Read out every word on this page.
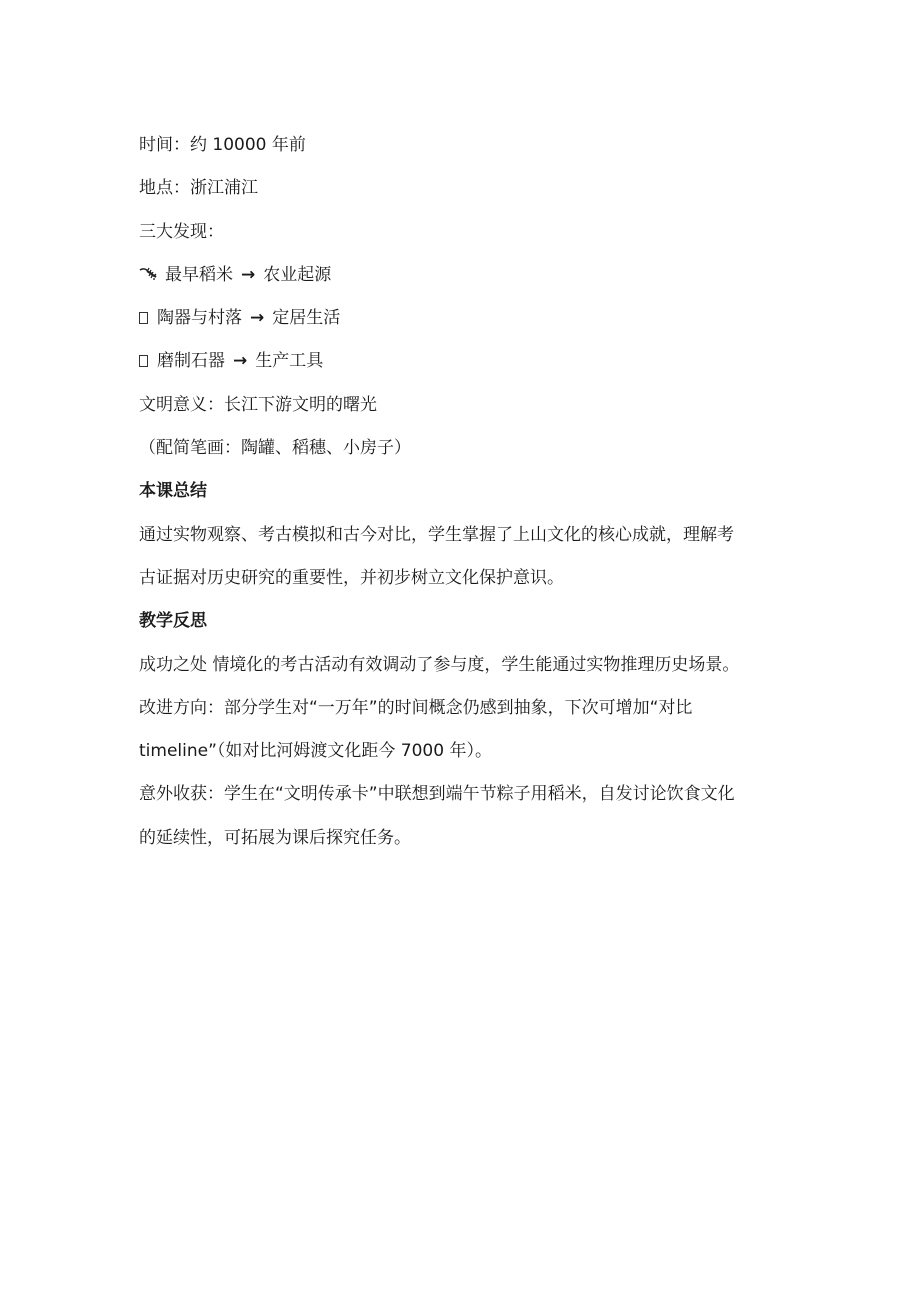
时间：约 10000 年前
地点：浙江浦江
三大发现：
最早稻米 → 农业起源
陶器与村落 → 定居生活
磨制石器 → 生产工具
文明意义：长江下游文明的曙光
（配简笔画：陶罐、稻穗、小房子）
本课总结
通过实物观察、考古模拟和古今对比，学生掌握了上山文化的核心成就，理解考
古证据对历史研究的重要性，并初步树立文化保护意识。
教学反思
成功之处 情境化的考古活动有效调动了参与度，学生能通过实物推理历史场景。
改进方向：部分学生对“一万年”的时间概念仍感到抽象，下次可增加“对比
timeline”（如对比河姆渡文化距今 7000 年）。
意外收获：学生在“文明传承卡”中联想到端午节粽子用稻米，自发讨论饮食文化
的延续性，可拓展为课后探究任务。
────────
▸ **WORK TO COMPLETE**: Leave images out of the retyped records; keep all else exact.

▸ **CORRECT RESULT**:
Read out every word on this page.
时间：约 10000 年前
地点：浙江浦江
三大发现：
最早稻米 → 农业起源
陶器与村落 → 定居生活
磨制石器 → 生产工具
文明意义：长江下游文明的曙光
（配简笔画：陶罐、稻穗、小房子）
本课总结
通过实物观察、考古模拟和古今对比，学生掌握了上山文化的核心成就，理解考
古证据对历史研究的重要性，并初步树立文化保护意识。
教学反思
成功之处 情境化的考古活动有效调动了参与度，学生能通过实物推理历史场景。
改进方向：部分学生对“一万年”的时间概念仍感到抽象，下次可增加“对比
timeline”（如对比河姆渡文化距今 7000 年）。
意外收获：学生在“文明传承卡”中联想到端午节粽子用稻米，自发讨论饮食文化
的延续性，可拓展为课后探究任务。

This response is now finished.